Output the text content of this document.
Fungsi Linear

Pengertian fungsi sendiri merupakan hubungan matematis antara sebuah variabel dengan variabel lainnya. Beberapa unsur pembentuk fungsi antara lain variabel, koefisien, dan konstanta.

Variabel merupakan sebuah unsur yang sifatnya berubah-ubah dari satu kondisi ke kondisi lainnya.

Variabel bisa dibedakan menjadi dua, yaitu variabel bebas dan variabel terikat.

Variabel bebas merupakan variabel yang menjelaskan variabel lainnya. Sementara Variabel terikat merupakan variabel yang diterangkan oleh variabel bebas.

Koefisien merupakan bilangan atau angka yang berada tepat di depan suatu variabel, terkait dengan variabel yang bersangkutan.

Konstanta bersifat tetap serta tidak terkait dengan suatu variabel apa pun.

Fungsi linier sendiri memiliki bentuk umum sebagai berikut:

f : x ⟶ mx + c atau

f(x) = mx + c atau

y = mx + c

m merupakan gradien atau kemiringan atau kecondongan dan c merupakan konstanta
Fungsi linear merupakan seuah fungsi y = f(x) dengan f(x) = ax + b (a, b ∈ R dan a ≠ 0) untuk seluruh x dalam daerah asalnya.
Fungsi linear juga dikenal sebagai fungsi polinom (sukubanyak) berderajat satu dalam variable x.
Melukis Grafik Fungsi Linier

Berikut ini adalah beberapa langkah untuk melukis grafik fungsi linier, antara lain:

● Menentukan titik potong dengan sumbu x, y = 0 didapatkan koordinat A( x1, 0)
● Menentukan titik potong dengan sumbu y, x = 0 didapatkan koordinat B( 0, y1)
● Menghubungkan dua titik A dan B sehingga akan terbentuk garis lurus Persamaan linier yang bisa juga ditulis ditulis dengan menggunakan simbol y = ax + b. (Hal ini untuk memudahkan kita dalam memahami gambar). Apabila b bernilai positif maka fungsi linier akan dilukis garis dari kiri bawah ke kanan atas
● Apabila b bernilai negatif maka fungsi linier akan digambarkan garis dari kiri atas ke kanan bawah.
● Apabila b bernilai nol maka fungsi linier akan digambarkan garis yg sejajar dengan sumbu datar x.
--
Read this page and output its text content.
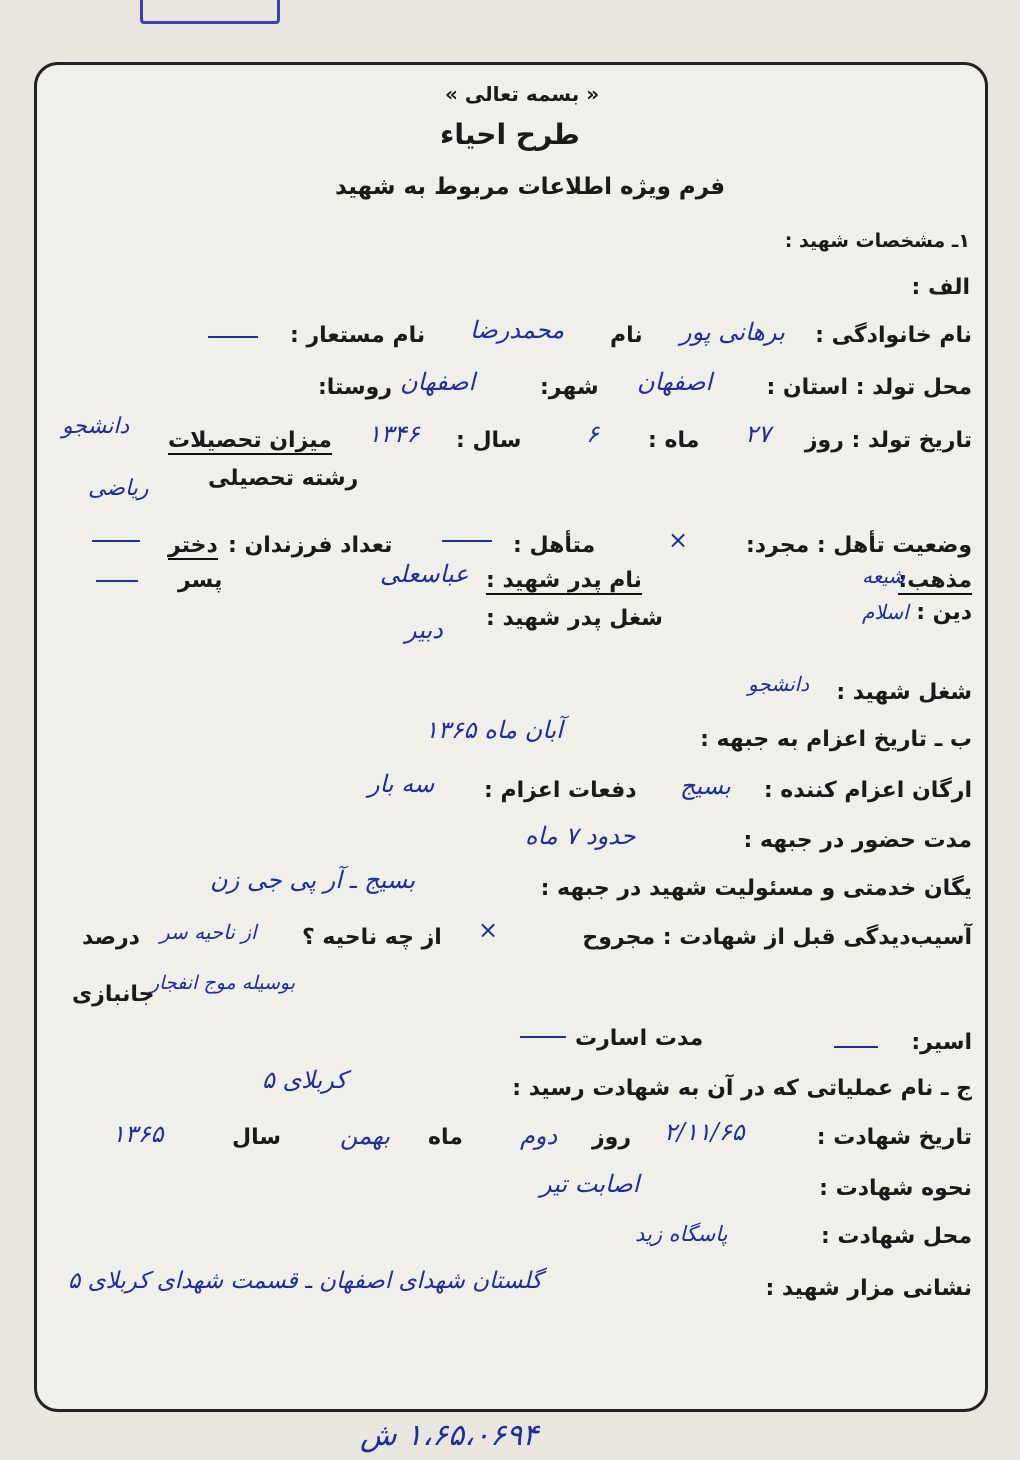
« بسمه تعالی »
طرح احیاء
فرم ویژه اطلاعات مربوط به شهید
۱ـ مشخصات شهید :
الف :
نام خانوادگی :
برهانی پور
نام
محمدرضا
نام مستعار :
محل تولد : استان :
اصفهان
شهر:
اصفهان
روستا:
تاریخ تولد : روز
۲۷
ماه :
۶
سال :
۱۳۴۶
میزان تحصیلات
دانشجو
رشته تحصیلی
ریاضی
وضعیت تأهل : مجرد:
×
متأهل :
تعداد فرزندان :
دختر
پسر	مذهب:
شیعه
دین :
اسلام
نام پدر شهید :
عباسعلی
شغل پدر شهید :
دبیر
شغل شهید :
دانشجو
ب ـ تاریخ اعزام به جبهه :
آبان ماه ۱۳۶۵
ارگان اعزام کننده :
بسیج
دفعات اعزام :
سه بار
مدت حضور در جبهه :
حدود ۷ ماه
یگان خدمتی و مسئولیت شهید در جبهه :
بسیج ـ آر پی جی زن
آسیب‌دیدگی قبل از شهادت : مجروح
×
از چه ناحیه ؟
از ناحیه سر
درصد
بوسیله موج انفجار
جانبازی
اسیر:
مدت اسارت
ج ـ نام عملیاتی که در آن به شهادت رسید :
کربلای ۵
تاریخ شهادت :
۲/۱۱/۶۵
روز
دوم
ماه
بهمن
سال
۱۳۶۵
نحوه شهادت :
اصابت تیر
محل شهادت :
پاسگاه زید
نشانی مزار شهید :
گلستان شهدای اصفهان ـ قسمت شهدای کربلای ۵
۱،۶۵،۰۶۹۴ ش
---
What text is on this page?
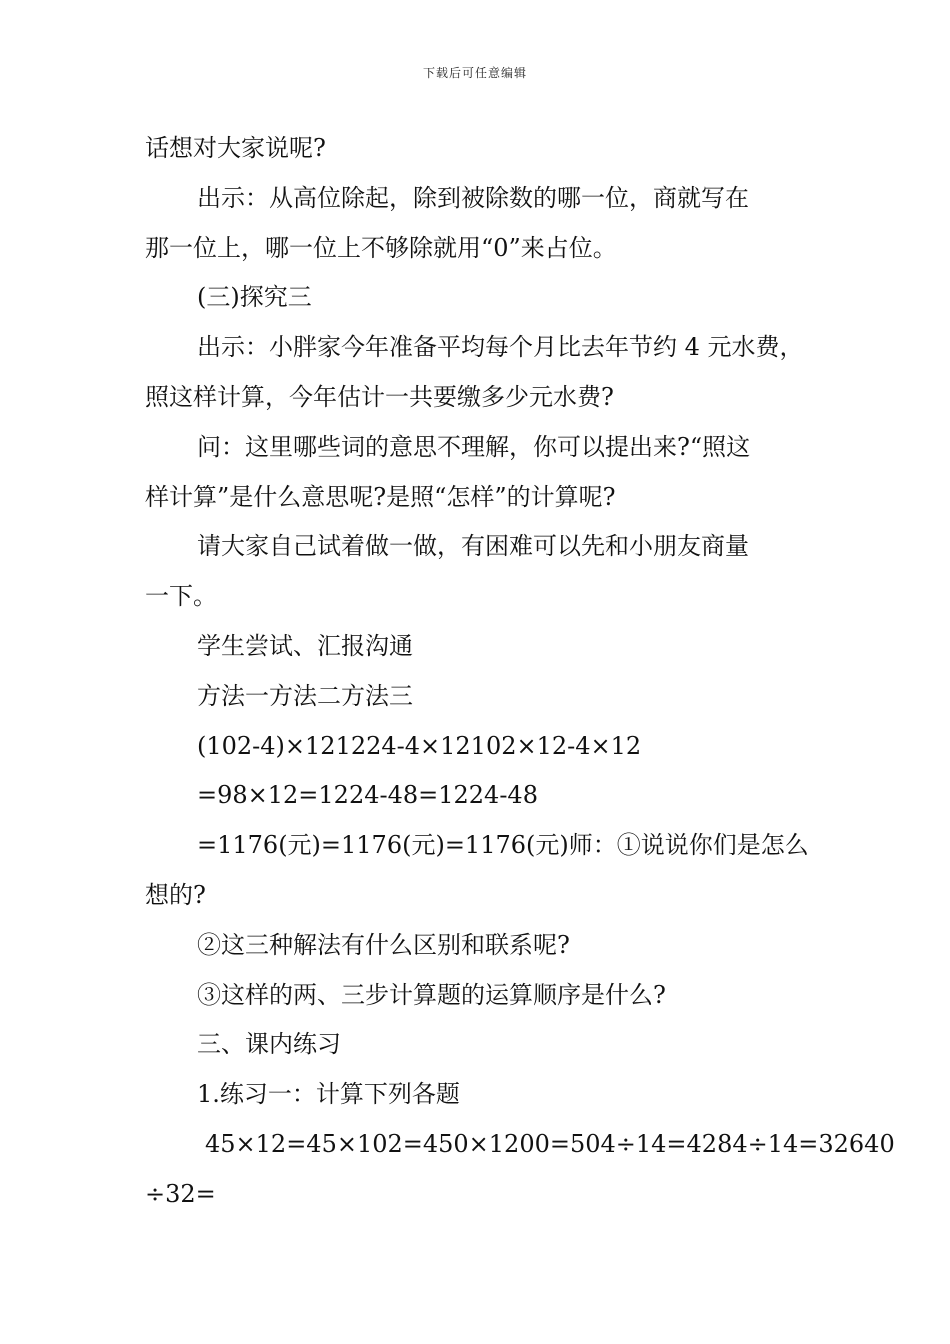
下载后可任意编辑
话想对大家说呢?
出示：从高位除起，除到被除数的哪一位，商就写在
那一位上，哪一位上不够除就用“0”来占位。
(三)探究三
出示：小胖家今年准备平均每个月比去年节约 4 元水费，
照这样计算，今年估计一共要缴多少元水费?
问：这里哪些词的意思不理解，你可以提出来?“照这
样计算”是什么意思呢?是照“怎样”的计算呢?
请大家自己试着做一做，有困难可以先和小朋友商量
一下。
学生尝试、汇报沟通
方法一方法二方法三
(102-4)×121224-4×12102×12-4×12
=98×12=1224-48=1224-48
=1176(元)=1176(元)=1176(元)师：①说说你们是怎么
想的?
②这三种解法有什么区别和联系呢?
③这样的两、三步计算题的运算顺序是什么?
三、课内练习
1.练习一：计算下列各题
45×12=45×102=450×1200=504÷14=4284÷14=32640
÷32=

EXERCISE REQUIREMENTS:
Each line in the entries above that includes the string "bebas" should be extracted.

WRITTEN ANSWER:
Variabel bisa dibedakan menjadi dua, yaitu variabel bebas dan variabel terikat.
Variabel bebas merupakan variabel yang menjelaskan variabel lainnya. Sementara Variabel terikat merupakan variabel yang diterangkan oleh variabel bebas.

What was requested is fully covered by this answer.